STATED PROBLEM: Reproduce, unchanged, the part of the records below that opens with the line containing "List 22 of the" and closes with the line containing "x-tick-label: 5 xyxy=(416,377,424,394)", including both of those lines.

DATA EXTRACT:

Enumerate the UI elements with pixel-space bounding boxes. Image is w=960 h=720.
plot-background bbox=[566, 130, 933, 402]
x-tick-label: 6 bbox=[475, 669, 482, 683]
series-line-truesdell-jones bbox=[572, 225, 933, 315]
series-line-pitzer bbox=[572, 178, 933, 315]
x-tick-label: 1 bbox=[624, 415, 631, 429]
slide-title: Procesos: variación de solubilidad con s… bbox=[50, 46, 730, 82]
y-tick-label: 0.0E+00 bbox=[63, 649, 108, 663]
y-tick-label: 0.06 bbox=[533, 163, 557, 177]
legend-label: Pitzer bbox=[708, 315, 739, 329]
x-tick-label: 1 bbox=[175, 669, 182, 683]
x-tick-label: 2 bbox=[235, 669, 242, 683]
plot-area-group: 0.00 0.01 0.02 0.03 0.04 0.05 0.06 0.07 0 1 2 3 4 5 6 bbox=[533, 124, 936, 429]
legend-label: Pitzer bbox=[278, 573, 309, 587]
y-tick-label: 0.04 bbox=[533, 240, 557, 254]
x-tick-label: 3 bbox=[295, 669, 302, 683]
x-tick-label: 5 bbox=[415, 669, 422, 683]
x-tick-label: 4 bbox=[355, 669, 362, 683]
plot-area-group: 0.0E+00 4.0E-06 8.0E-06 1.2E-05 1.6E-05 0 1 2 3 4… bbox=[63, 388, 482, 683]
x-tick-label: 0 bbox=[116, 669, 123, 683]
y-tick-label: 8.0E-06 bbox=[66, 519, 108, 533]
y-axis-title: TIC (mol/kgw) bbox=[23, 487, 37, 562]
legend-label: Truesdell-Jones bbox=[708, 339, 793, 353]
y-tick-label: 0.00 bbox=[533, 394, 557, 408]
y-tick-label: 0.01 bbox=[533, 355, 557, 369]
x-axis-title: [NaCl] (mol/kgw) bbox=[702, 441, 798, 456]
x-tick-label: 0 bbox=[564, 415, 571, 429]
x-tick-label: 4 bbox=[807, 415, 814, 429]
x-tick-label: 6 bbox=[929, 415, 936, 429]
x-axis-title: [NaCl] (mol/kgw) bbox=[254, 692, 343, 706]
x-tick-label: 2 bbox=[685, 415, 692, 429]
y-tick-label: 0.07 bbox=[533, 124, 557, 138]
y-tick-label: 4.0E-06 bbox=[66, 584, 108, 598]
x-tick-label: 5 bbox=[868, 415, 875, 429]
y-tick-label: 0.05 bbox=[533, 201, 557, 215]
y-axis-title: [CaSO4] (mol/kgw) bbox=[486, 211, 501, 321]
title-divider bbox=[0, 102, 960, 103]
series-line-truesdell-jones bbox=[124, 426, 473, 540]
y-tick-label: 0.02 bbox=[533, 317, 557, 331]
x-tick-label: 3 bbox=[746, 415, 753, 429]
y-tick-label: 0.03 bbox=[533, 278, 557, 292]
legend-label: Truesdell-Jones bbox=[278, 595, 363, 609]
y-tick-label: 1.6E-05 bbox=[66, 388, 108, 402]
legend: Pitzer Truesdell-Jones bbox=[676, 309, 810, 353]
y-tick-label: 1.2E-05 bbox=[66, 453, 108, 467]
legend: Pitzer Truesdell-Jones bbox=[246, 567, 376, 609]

--

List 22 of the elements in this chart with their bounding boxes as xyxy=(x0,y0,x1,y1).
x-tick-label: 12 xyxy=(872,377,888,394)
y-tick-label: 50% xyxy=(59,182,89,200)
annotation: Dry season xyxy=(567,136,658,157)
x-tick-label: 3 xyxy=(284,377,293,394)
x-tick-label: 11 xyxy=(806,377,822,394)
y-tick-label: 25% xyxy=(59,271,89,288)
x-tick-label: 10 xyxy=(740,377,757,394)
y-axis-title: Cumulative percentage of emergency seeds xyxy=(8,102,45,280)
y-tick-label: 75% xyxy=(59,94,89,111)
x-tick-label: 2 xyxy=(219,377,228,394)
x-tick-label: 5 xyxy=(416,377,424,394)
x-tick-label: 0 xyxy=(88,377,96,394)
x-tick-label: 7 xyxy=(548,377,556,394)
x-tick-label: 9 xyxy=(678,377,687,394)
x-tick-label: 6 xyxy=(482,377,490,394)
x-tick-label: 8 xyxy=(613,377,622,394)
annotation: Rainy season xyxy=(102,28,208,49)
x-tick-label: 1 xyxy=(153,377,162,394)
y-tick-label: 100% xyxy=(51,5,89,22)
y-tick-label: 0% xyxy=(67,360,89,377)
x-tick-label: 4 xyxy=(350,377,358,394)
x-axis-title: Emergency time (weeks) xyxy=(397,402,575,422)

ANSWER TO THE PROBLEM:
List 22 of the elements in this chart with their bounding boxes as xyxy=(x0,y0,x1,y1).
x-tick-label: 12 xyxy=(872,377,888,394)
y-tick-label: 50% xyxy=(59,182,89,200)
annotation: Dry season xyxy=(567,136,658,157)
x-tick-label: 3 xyxy=(284,377,293,394)
x-tick-label: 11 xyxy=(806,377,822,394)
y-tick-label: 25% xyxy=(59,271,89,288)
x-tick-label: 10 xyxy=(740,377,757,394)
y-axis-title: Cumulative percentage of emergency seeds xyxy=(8,102,45,280)
y-tick-label: 75% xyxy=(59,94,89,111)
x-tick-label: 2 xyxy=(219,377,228,394)
x-tick-label: 5 xyxy=(416,377,424,394)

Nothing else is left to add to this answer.